--- START OF DATA FOR THE TASK ---

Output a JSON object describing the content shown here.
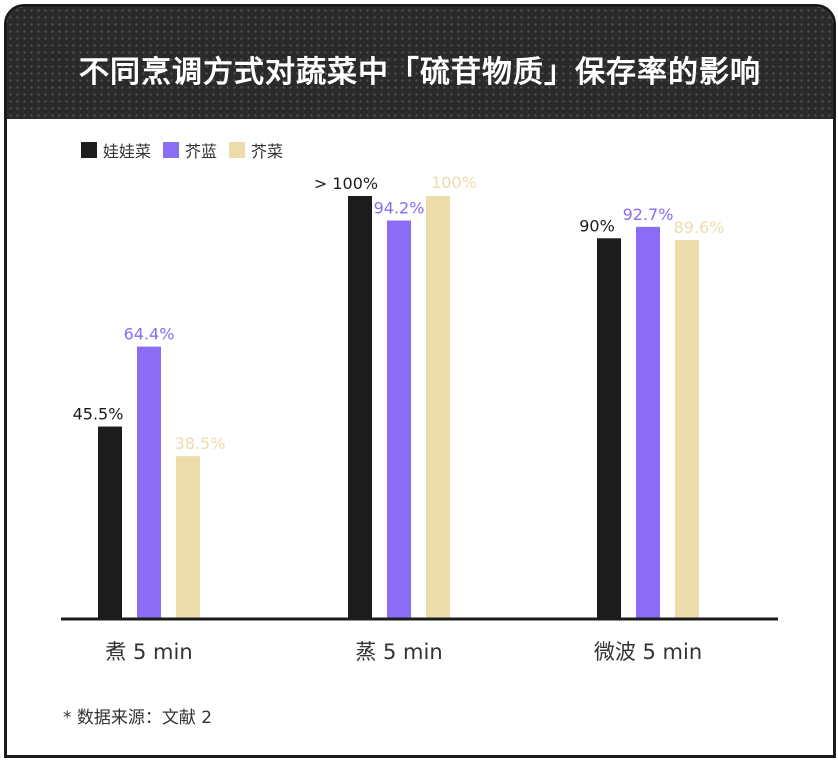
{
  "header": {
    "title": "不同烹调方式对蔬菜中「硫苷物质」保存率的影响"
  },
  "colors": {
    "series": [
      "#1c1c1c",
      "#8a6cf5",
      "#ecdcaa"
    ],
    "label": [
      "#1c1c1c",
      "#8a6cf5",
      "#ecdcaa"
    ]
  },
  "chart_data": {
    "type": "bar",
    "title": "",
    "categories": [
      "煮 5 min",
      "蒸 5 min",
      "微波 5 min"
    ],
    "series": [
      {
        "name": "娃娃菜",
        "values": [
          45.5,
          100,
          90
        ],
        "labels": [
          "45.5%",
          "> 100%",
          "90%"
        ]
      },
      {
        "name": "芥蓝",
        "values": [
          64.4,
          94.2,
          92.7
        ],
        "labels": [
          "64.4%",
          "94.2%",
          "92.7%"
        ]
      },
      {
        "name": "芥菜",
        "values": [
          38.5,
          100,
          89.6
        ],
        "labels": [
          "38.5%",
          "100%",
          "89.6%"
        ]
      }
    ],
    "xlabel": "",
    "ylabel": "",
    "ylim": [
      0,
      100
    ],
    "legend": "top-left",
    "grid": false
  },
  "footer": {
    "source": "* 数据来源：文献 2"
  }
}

--- END OF DATA FOR THE TASK ---

Please write out all of the material above without changing a word, and omit any pictures.

RESPONSE -
Output a JSON object describing the content shown here.
{
  "header": {
    "title": "不同烹调方式对蔬菜中「硫苷物质」保存率的影响"
  },
  "colors": {
    "series": [
      "#1c1c1c",
      "#8a6cf5",
      "#ecdcaa"
    ],
    "label": [
      "#1c1c1c",
      "#8a6cf5",
      "#ecdcaa"
    ]
  },
  "chart_data": {
    "type": "bar",
    "title": "",
    "categories": [
      "煮 5 min",
      "蒸 5 min",
      "微波 5 min"
    ],
    "series": [
      {
        "name": "娃娃菜",
        "values": [
          45.5,
          100,
          90
        ],
        "labels": [
          "45.5%",
          "> 100%",
          "90%"
        ]
      },
      {
        "name": "芥蓝",
        "values": [
          64.4,
          94.2,
          92.7
        ],
        "labels": [
          "64.4%",
          "94.2%",
          "92.7%"
        ]
      },
      {
        "name": "芥菜",
        "values": [
          38.5,
          100,
          89.6
        ],
        "labels": [
          "38.5%",
          "100%",
          "89.6%"
        ]
      }
    ],
    "xlabel": "",
    "ylabel": "",
    "ylim": [
      0,
      100
    ],
    "legend": "top-left",
    "grid": false
  },
  "footer": {
    "source": "* 数据来源：文献 2"
  }
}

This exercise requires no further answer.